Data excerpts:
+ + + +
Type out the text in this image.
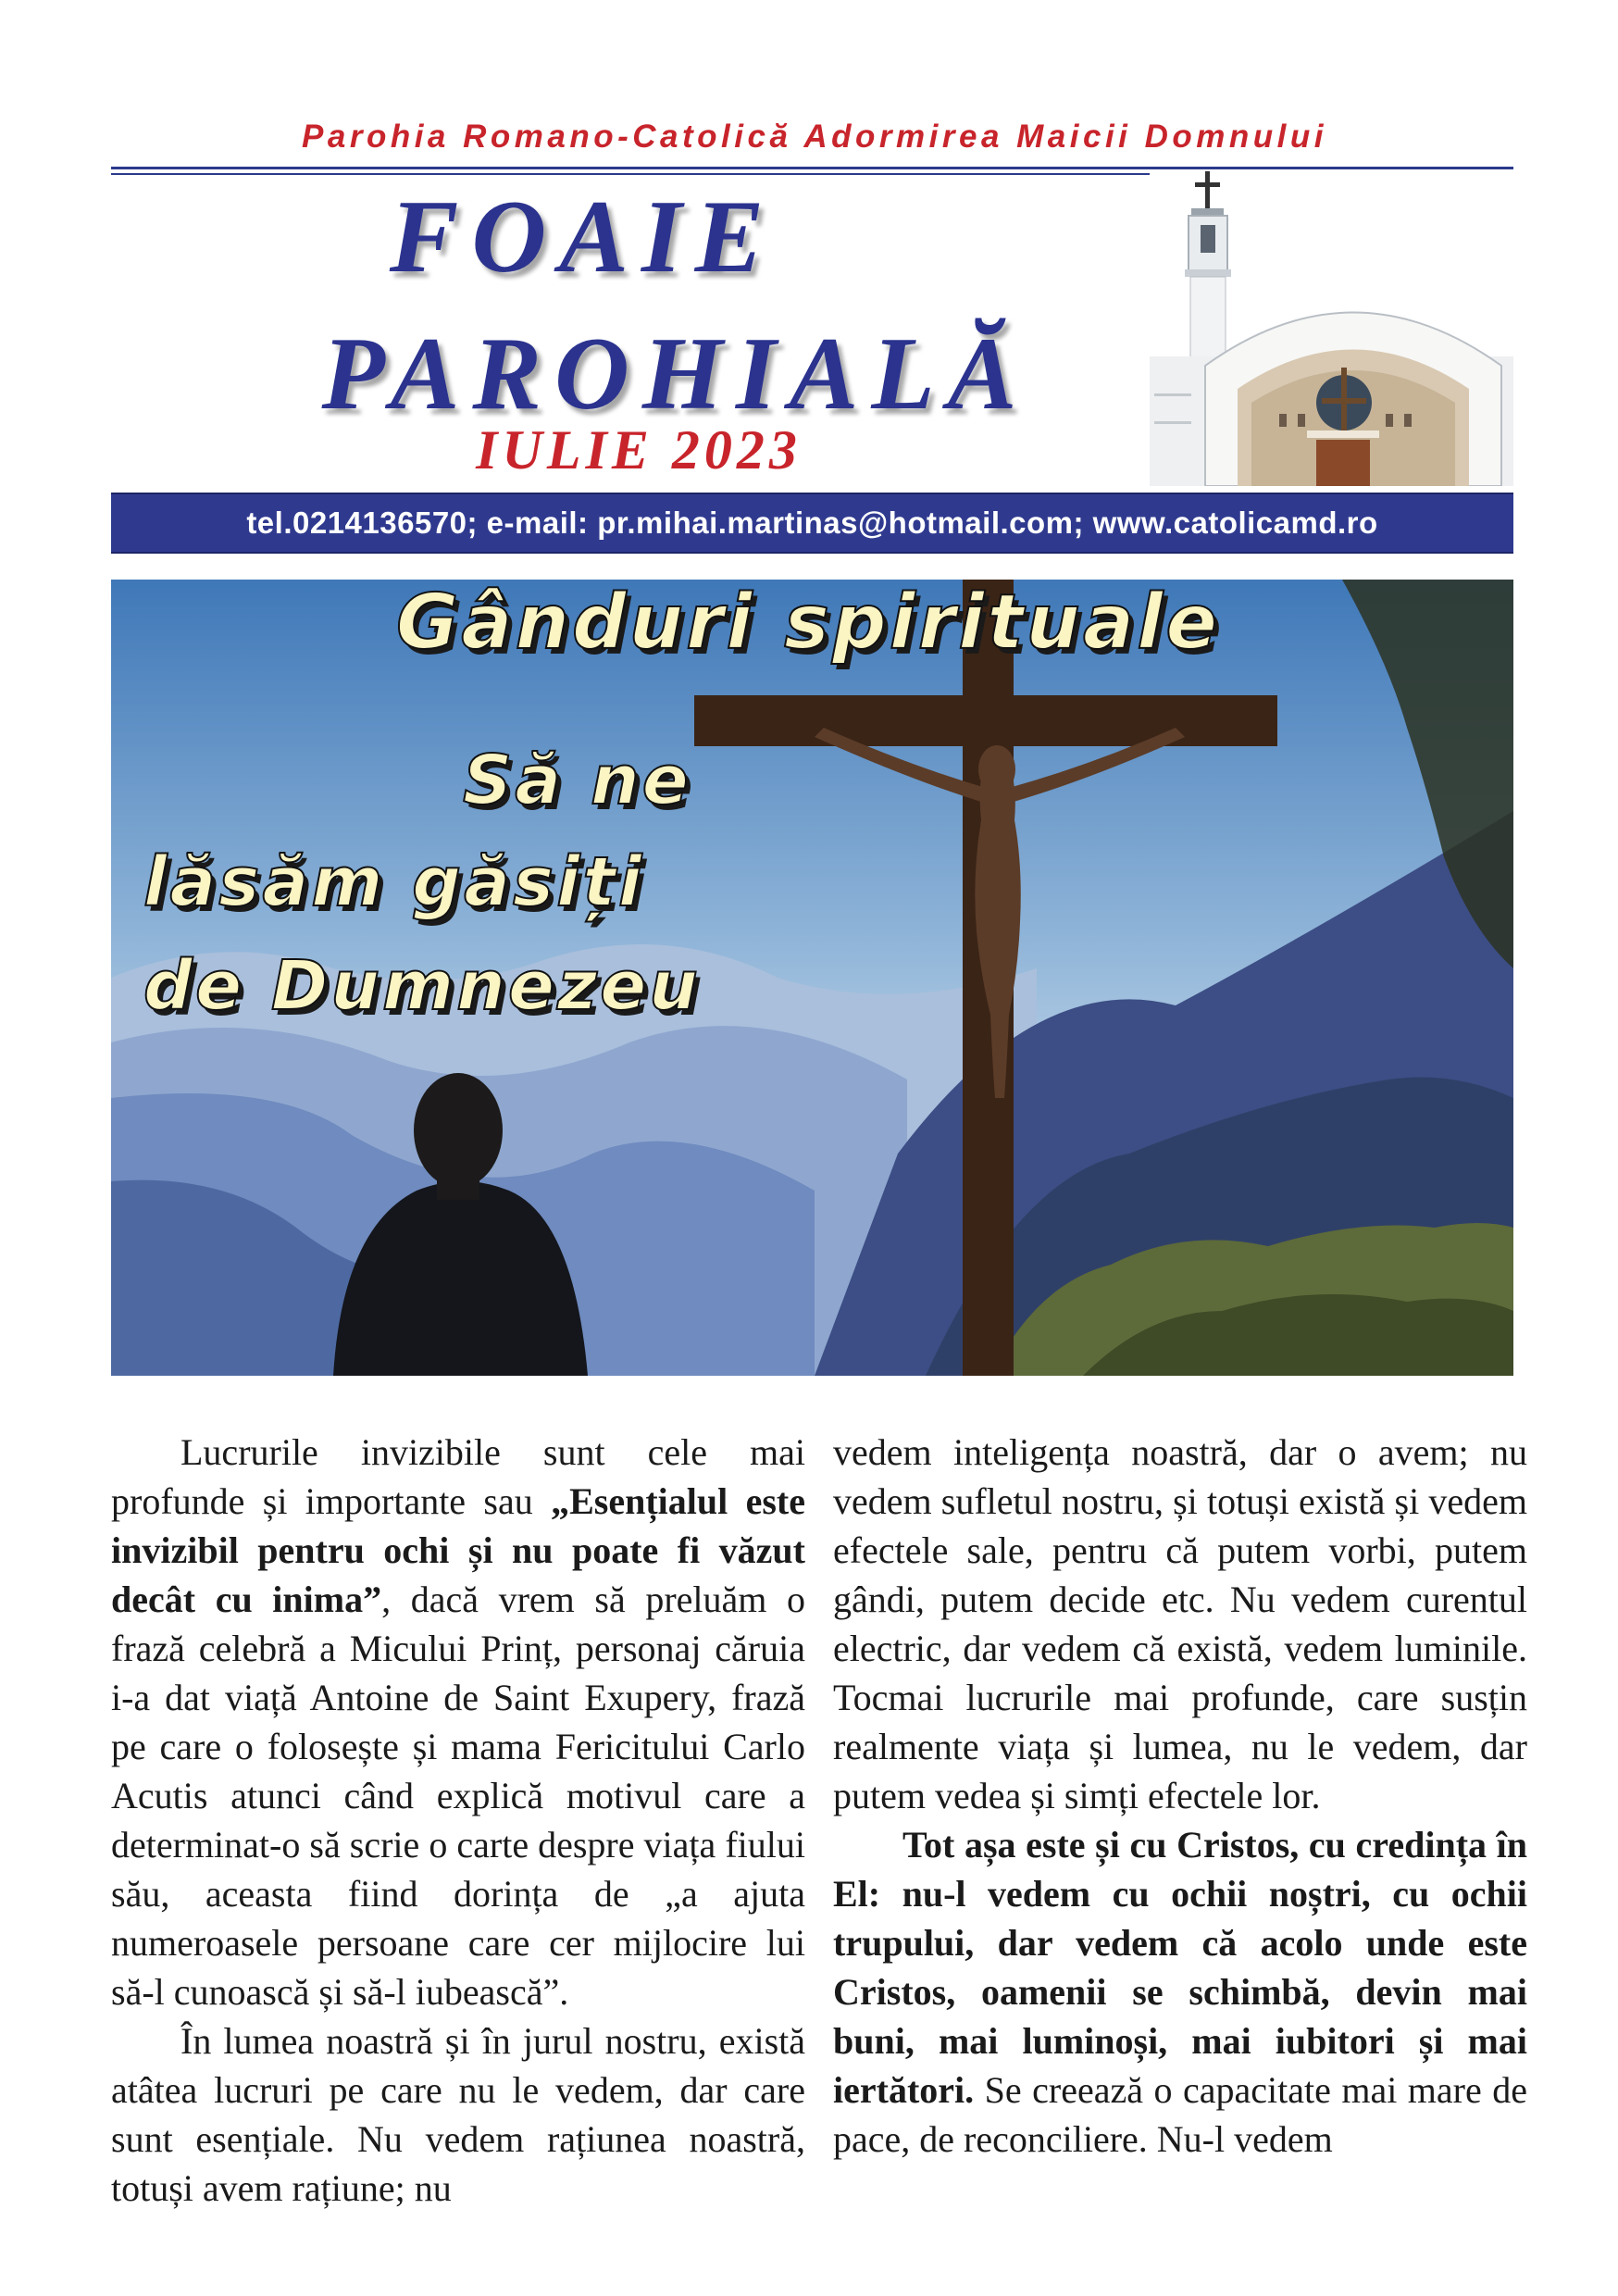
Parohia Romano-Catolică Adormirea Maicii Domnului
FOAIE
PAROHIALĂ
IULIE 2023
tel.0214136570; e-mail: pr.mihai.martinas@hotmail.com; www.catolicamd.ro
Gânduri spirituale
Să ne
lăsăm găsiți
de Dumnezeu

Lucrurile invizibile sunt cele mai profunde și importante sau „Esențialul este invizibil pentru ochi și nu poate fi văzut decât cu inima”, dacă vrem să preluăm o frază celebră a Micului Prinț, personaj căruia i-a dat viață Antoine de Saint Exupery, frază pe care o folosește și mama Fericitului Carlo Acutis atunci când explică motivul care a determinat-o să scrie o carte despre viața fiului său, aceasta fiind dorința de „a ajuta numeroasele persoane care cer mijlocire lui să-l cunoască și să-l iubească”.

În lumea noastră și în jurul nostru, există atâtea lucruri pe care nu le vedem, dar care sunt esențiale. Nu vedem rațiunea noastră, totuși avem rațiune; nu

vedem inteligența noastră, dar o avem; nu vedem sufletul nostru, și totuși există și vedem efectele sale, pentru că putem vorbi, putem gândi, putem decide etc. Nu vedem curentul electric, dar vedem că există, vedem luminile. Tocmai lucrurile mai profunde, care susțin realmente viața și lumea, nu le vedem, dar putem vedea și simți efectele lor.

Tot așa este și cu Cristos, cu credința în El: nu-l vedem cu ochii noștri, cu ochii trupului, dar vedem că acolo unde este Cristos, oamenii se schimbă, devin mai buni, mai luminoși, mai iubitori și mai iertători. Se creează o capacitate mai mare de pace, de reconciliere. Nu-l vedem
+ + + +
Exercise details:
Reproduce every record word for word. The copy must contain no pictures.

Result of the task:
Type out the text in this image.
Parohia Romano-Catolică Adormirea Maicii Domnului
FOAIE
PAROHIALĂ
IULIE 2023
tel.0214136570; e-mail: pr.mihai.martinas@hotmail.com; www.catolicamd.ro
Gânduri spirituale
Să ne
lăsăm găsiți
de Dumnezeu

Lucrurile invizibile sunt cele mai profunde și importante sau „Esențialul este invizibil pentru ochi și nu poate fi văzut decât cu inima”, dacă vrem să preluăm o frază celebră a Micului Prinț, personaj căruia i-a dat viață Antoine de Saint Exupery, frază pe care o folosește și mama Fericitului Carlo Acutis atunci când explică motivul care a determinat-o să scrie o carte despre viața fiului său, aceasta fiind dorința de „a ajuta numeroasele persoane care cer mijlocire lui să-l cunoască și să-l iubească”.

În lumea noastră și în jurul nostru, există atâtea lucruri pe care nu le vedem, dar care sunt esențiale. Nu vedem rațiunea noastră, totuși avem rațiune; nu

vedem inteligența noastră, dar o avem; nu vedem sufletul nostru, și totuși există și vedem efectele sale, pentru că putem vorbi, putem gândi, putem decide etc. Nu vedem curentul electric, dar vedem că există, vedem luminile. Tocmai lucrurile mai profunde, care susțin realmente viața și lumea, nu le vedem, dar putem vedea și simți efectele lor.

Tot așa este și cu Cristos, cu credința în El: nu-l vedem cu ochii noștri, cu ochii trupului, dar vedem că acolo unde este Cristos, oamenii se schimbă, devin mai buni, mai luminoși, mai iubitori și mai iertători. Se creează o capacitate mai mare de pace, de reconciliere. Nu-l vedem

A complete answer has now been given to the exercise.